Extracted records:

----

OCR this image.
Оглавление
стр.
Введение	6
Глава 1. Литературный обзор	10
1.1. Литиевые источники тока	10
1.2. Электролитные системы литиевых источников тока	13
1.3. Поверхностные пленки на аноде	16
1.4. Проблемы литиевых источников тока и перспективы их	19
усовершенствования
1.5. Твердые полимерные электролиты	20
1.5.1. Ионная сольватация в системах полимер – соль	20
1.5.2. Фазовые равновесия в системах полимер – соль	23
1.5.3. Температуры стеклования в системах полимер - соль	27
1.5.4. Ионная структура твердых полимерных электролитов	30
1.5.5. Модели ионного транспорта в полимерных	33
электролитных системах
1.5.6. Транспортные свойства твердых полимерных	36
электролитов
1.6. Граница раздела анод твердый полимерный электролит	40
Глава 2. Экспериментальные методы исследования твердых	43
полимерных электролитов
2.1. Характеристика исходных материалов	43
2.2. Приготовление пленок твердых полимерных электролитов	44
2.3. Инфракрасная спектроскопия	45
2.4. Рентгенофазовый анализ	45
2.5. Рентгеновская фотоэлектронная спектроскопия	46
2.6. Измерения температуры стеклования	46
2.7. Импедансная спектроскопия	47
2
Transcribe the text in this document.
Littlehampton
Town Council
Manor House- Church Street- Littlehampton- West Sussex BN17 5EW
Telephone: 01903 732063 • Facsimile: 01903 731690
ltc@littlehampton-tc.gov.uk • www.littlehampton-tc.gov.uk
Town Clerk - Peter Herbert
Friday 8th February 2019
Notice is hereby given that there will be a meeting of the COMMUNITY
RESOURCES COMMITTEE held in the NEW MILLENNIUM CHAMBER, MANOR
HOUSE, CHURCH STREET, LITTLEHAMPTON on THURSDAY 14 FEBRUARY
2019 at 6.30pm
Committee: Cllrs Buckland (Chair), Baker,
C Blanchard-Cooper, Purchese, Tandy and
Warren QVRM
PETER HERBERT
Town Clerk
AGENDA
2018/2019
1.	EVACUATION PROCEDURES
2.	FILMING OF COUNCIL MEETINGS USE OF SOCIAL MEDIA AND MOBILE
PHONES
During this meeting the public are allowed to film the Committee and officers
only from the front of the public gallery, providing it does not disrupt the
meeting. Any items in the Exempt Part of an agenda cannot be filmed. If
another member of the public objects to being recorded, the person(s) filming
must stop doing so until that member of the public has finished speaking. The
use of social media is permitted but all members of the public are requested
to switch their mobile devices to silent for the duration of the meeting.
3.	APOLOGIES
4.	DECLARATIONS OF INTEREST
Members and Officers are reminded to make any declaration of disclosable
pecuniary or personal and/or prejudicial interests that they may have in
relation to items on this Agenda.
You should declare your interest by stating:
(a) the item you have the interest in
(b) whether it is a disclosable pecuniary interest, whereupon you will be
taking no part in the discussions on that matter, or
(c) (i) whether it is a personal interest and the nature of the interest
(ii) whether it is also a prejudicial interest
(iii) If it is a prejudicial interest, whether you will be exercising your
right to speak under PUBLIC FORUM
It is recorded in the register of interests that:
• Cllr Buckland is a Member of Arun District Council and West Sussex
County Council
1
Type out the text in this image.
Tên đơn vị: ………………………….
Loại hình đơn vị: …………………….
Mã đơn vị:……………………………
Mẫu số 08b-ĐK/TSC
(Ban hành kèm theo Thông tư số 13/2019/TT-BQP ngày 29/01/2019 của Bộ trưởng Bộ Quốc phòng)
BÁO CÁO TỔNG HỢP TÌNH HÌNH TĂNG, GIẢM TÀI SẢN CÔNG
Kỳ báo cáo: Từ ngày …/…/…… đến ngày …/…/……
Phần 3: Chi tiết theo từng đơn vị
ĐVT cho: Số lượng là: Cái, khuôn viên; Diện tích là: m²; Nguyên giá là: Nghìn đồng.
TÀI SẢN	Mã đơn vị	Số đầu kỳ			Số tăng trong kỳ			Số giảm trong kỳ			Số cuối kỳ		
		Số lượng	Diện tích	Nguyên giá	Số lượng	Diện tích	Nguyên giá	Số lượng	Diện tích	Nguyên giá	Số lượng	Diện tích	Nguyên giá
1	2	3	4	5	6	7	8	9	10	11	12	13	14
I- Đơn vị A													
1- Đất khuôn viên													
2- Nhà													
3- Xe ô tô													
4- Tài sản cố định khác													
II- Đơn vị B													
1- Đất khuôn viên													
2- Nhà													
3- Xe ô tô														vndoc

----

> Instructions to follow
From the line that contains "Type out the text in this image." down to the last line of the listing above, repeat each line exactly, and include nothing else.

> Solution for this exercise
Type out the text in this image.
Tên đơn vị: ………………………….
Loại hình đơn vị: …………………….
Mã đơn vị:……………………………
Mẫu số 08b-ĐK/TSC
(Ban hành kèm theo Thông tư số 13/2019/TT-BQP ngày 29/01/2019 của Bộ trưởng Bộ Quốc phòng)
BÁO CÁO TỔNG HỢP TÌNH HÌNH TĂNG, GIẢM TÀI SẢN CÔNG
Kỳ báo cáo: Từ ngày …/…/…… đến ngày …/…/……
Phần 3: Chi tiết theo từng đơn vị
ĐVT cho: Số lượng là: Cái, khuôn viên; Diện tích là: m²; Nguyên giá là: Nghìn đồng.
TÀI SẢN	Mã đơn vị	Số đầu kỳ			Số tăng trong kỳ			Số giảm trong kỳ			Số cuối kỳ		
		Số lượng	Diện tích	Nguyên giá	Số lượng	Diện tích	Nguyên giá	Số lượng	Diện tích	Nguyên giá	Số lượng	Diện tích	Nguyên giá
1	2	3	4	5	6	7	8	9	10	11	12	13	14
I- Đơn vị A													
1- Đất khuôn viên													
2- Nhà													
3- Xe ô tô													
4- Tài sản cố định khác													
II- Đơn vị B													
1- Đất khuôn viên													
2- Nhà													
3- Xe ô tô														vndoc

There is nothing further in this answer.